Afghanistan: Poliziotta uccisa dai talebani. È ‘rischio guerra civile’
Muore il portavoce della resistenza
Si inasprisce sempre di più la battaglia per la conquista della Valle del Panshir, dove ieri sera è stato ucciso il portavoce della resistenza, e gli Stati Uniti evocano lo spettro di una “guerra civile” dagli esiti imprevedibili. Il nuovo governo dei talebani, annunciato da giorni come imminente, sembra essere ancora in alto mare.
Una poliziotta incinta di otto mesi è stata uccisa a colpi d’arma da fuoco nella sua casa di fronte ai familiari.
========================
> **Elenco attività**
a) Secondo l'articolo sull'Afghanistan, chi è stato ucciso ieri sera nella Valle del Panshir?
b) Scrivi il seguito dell'articolo sull'Afghanistan, riprendendo subito dopo la sua ultima frase.
========================
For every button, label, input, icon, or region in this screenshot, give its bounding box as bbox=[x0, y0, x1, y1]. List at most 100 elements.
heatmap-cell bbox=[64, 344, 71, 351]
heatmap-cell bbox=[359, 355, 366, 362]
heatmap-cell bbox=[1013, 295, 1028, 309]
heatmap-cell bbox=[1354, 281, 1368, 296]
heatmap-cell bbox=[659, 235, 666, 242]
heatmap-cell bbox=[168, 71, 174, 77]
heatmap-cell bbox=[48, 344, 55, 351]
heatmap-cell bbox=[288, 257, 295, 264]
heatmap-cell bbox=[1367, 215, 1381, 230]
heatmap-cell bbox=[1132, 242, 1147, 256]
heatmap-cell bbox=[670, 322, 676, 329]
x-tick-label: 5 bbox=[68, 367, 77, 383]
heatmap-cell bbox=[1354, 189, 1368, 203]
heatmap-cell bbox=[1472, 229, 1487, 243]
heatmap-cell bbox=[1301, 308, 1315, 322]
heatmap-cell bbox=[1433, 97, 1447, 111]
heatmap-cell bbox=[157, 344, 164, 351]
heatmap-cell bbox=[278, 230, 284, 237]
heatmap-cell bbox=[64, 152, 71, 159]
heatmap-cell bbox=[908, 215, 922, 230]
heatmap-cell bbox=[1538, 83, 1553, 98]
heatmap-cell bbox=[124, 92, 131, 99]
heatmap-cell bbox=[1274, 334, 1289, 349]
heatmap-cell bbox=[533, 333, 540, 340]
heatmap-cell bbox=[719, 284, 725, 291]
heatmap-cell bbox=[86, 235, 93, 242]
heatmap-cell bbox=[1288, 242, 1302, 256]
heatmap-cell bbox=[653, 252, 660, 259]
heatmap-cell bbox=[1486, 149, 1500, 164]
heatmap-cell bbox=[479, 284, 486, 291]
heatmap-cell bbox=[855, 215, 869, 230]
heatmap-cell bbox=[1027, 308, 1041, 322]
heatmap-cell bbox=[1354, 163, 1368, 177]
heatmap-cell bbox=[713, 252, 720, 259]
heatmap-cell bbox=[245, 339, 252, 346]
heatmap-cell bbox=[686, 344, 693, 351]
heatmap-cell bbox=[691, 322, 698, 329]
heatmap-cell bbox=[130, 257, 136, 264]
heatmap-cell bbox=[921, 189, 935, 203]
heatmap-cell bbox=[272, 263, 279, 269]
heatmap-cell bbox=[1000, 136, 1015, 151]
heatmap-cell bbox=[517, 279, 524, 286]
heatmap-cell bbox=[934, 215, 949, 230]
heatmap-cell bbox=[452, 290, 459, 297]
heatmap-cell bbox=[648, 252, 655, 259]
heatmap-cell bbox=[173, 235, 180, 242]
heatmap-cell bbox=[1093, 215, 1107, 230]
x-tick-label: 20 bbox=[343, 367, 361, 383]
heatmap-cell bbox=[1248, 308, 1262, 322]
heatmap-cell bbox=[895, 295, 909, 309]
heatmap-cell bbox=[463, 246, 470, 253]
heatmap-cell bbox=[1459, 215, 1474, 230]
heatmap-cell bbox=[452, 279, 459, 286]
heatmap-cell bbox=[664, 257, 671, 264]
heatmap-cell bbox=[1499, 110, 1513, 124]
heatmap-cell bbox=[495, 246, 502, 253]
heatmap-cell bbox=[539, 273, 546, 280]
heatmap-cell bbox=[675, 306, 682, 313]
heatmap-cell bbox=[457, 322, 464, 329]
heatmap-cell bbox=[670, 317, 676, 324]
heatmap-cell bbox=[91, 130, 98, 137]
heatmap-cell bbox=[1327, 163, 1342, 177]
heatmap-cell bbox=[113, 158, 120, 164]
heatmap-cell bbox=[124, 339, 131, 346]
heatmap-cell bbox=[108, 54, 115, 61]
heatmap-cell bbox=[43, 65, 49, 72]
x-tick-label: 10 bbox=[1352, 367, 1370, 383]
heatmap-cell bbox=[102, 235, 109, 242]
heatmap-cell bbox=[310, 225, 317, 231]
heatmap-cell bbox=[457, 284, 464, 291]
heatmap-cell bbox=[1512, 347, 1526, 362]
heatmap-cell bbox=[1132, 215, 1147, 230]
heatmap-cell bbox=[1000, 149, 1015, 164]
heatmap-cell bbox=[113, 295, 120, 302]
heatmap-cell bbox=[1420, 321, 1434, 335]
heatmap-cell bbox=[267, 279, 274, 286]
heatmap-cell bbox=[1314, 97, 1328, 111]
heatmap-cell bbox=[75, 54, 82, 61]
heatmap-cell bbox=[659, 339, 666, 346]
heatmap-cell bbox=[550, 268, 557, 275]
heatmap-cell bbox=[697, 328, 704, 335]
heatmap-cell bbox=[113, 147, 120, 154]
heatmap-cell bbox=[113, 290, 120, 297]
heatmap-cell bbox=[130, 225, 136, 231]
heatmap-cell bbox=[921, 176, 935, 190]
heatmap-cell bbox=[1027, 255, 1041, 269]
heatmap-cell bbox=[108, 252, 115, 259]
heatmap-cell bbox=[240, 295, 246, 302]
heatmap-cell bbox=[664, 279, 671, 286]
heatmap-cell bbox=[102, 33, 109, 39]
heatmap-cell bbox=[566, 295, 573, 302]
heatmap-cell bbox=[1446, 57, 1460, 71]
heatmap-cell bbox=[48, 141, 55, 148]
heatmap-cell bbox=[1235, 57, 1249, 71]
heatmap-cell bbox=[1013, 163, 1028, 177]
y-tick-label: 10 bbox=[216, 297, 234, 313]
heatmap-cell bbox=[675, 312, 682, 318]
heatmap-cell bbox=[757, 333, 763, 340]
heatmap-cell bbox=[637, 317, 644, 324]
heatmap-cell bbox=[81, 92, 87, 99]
========================
> **Risposte agli esercizi**
a) Il portavoce della resistenza.

b)
L’incertezza che circonda la formazione della struttura teocratica che guiderà il nuovo Emirato islamico racconta di probabili contrasti e lotte di potere tra le anime della complessa ragnatela tribale che pervade il Paese. Le uniche certezze sono quelle di Hibatullah Akhudzada come guida suprema, e di Baradar, co-fondatore dei talebani, come capo politico. In primo piano anche il figlio del defunto mullah Omar, Mohammad Yakoob e Sher Mohammad Abbas Stanikzai, vice capo dell’ufficio politico di Doha. Per il resto non trapela nulla, a parte il fatto che di donne al governo non se ne parla. Intanto la guerra di propaganda va di pari passo con quella di posizione per la conquista del Panshir, dove sono arroccate le forze del Fronte nazionale della resistenza (Fnr) guidate da Ahmad Massoud e dall’ex vicepresidente Amrullah Saleh. I talebani hanno annunciato che le loro forze sono penetrate nella capitale provinciale Bazarak. Una notizia impossibile da verificare, mentre una fonte ha riferito a Tolonews dell’uccisione, proprio in uno scontro con i talebani nel Panshir, del portavoce della resistenza in Afghanistan e noto giornalista, Fahim Dashti.